» Exercise material
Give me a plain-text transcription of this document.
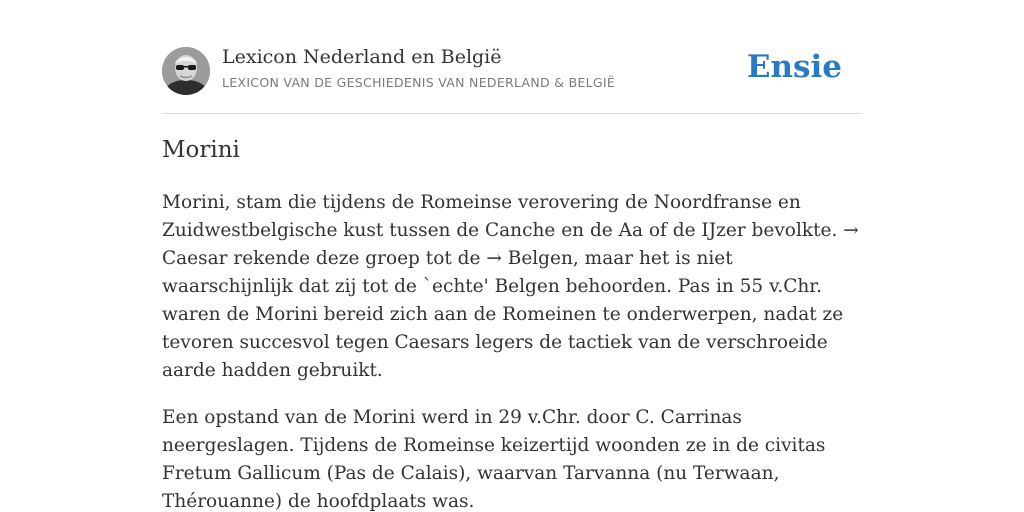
Lexicon Nederland en België
LEXICON VAN DE GESCHIEDENIS VAN NEDERLAND & BELGIË	Ensie
Morini

Morini, stam die tijdens de Romeinse verovering de Noordfranse en Zuidwestbelgische kust tussen de Canche en de Aa of de IJzer bevolkte. → Caesar rekende deze groep tot de → Belgen, maar het is niet waarschijnlijk dat zij tot de `echte' Belgen behoorden. Pas in 55 v.Chr. waren de Morini bereid zich aan de Romeinen te onderwerpen, nadat ze tevoren succesvol tegen Caesars legers de tactiek van de verschroeide aarde hadden gebruikt.

Een opstand van de Morini werd in 29 v.Chr. door C. Carrinas neergeslagen. Tijdens de Romeinse keizertijd woonden ze in de civitas Fretum Gallicum (Pas de Calais), waarvan Tarvanna (nu Terwaan, Thérouanne) de hoofdplaats was.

» What the task asks
Restate the records word for word, omitting images.

» Result
Give me a plain-text transcription of this document.
Lexicon Nederland en België
LEXICON VAN DE GESCHIEDENIS VAN NEDERLAND & BELGIË	Ensie
Morini

Morini, stam die tijdens de Romeinse verovering de Noordfranse en Zuidwestbelgische kust tussen de Canche en de Aa of de IJzer bevolkte. → Caesar rekende deze groep tot de → Belgen, maar het is niet waarschijnlijk dat zij tot de `echte' Belgen behoorden. Pas in 55 v.Chr. waren de Morini bereid zich aan de Romeinen te onderwerpen, nadat ze tevoren succesvol tegen Caesars legers de tactiek van de verschroeide aarde hadden gebruikt.

Een opstand van de Morini werd in 29 v.Chr. door C. Carrinas neergeslagen. Tijdens de Romeinse keizertijd woonden ze in de civitas Fretum Gallicum (Pas de Calais), waarvan Tarvanna (nu Terwaan, Thérouanne) de hoofdplaats was.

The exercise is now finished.